### TEXTO FORNECIDO
=====

E esta é apenas uma das muitas histórias da Guerra Fria global pelos minerais. No momento, estamos no que é chamado de superciclo dos minerais, uma corrida para obter o máximo possível de terras raras, cobalto, cobre e outros minerais da crosta terrestre para serem transformados em infraestrutura de computação. É claro que os minerais críticos têm sido uma parte essencial das tensões geopolíticas entre os EUA e a China há anos. Agora, devido às pressões da cadeia de abastecimento, cada vez mais minas estão sendo abertas em todo o mundo e os danos estão se espalhando. As demandas minerais da IA estão causando outra ruptura metabólica, extraindo os minerais que levaram bilhões de anos para se formar na crosta terrestre para chips de IA que são usados geralmente por um a dois anos.

=====

### EXERCÍCIO A
Responda com base no texto sobre os minerais:
(i) Que nome recebe o momento atual?
(ii) Entre quais países os minerais críticos fazem parte das tensões geopolíticas?
(iii) Por quanto tempo os chips de IA costumam ser usados?
### EXERCÍCIO B
Extraia do texto sobre os minerais o trecho que começa nas palavras "E esta é apenas" e termina depois de "a dois anos.", sem qualquer alteração.
### EXERCÍCIO C
Resuma o texto sobre os minerais em duas frases.
Os registros vêm de outra fonte.

### REGISTROS LISTADOS
=====

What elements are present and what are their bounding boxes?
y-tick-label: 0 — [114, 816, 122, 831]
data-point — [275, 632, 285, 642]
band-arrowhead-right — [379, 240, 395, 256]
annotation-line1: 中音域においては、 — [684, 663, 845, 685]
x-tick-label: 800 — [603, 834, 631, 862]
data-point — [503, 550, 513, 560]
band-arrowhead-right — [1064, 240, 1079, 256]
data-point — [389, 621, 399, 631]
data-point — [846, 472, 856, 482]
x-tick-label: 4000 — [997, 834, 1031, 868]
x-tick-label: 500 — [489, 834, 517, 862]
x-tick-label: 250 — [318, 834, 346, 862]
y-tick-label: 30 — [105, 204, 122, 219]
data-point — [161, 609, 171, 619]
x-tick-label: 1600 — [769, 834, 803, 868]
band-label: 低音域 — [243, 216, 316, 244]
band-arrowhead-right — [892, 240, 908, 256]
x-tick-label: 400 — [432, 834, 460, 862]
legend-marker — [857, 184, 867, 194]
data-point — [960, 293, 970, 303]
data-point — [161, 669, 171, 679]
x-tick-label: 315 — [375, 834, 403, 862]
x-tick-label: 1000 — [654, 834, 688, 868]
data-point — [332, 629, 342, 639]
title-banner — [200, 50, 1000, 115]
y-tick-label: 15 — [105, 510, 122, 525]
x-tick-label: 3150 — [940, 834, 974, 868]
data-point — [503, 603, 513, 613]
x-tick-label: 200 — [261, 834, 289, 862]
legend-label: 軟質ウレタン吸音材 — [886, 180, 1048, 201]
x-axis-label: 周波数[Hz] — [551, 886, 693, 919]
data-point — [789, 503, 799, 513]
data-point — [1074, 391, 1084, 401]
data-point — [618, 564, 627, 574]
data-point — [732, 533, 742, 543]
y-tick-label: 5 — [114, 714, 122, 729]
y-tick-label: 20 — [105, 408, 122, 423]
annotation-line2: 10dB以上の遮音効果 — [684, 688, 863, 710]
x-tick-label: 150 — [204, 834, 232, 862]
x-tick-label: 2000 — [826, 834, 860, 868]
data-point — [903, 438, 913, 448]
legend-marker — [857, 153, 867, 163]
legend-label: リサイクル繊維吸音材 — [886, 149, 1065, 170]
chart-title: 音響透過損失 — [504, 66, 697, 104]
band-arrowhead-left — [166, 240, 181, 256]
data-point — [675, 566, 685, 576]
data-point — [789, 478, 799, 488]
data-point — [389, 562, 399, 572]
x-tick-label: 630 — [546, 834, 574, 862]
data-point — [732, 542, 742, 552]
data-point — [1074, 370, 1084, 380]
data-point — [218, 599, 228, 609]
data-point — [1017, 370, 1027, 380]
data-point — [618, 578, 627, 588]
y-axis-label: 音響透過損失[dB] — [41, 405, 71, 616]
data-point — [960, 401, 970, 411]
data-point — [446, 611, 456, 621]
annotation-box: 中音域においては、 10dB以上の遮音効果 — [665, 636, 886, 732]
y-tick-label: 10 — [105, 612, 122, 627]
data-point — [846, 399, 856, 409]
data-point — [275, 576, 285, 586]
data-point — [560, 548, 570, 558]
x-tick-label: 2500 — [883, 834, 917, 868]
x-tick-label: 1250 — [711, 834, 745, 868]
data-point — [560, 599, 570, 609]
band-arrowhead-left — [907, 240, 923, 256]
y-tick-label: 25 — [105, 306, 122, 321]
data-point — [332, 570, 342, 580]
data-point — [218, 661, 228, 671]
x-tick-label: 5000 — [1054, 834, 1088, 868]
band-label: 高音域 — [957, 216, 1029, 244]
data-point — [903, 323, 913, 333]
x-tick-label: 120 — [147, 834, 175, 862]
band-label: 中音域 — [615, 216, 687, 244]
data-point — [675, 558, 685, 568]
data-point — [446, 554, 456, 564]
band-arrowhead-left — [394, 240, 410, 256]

=====

### SUA RESPOSTA A
(i) Superciclo dos minerais.
(ii) Entre os EUA e a China.
(iii) Geralmente por um a dois anos.

### SUA RESPOSTA B
E esta é apenas uma das muitas histórias da Guerra Fria global pelos minerais. No momento, estamos no que é chamado de superciclo dos minerais, uma corrida para obter o máximo possível de terras raras, cobalto, cobre e outros minerais da crosta terrestre para serem transformados em infraestrutura de computação. É claro que os minerais críticos têm sido uma parte essencial das tensões geopolíticas entre os EUA e a China há anos. Agora, devido às pressões da cadeia de abastecimento, cada vez mais minas estão sendo abertas em todo o mundo e os danos estão se espalhando. As demandas minerais da IA estão causando outra ruptura metabólica, extraindo os minerais que levaram bilhões de anos para se formar na crosta terrestre para chips de IA que são usados geralmente por um a dois anos.

### SUA RESPOSTA C
Vivemos um superciclo dos minerais, uma corrida para extrair da crosta terrestre terras raras, cobalto, cobre e outros minerais destinados à infraestrutura de computação, tema que há anos faz parte das tensões geopolíticas entre os EUA e a China. Com as pressões da cadeia de abastecimento, mais minas são abertas pelo mundo e os danos se espalham, enquanto as demandas minerais da IA causam outra ruptura metabólica ao levar minerais formados em bilhões de anos para chips usados geralmente por um a dois anos.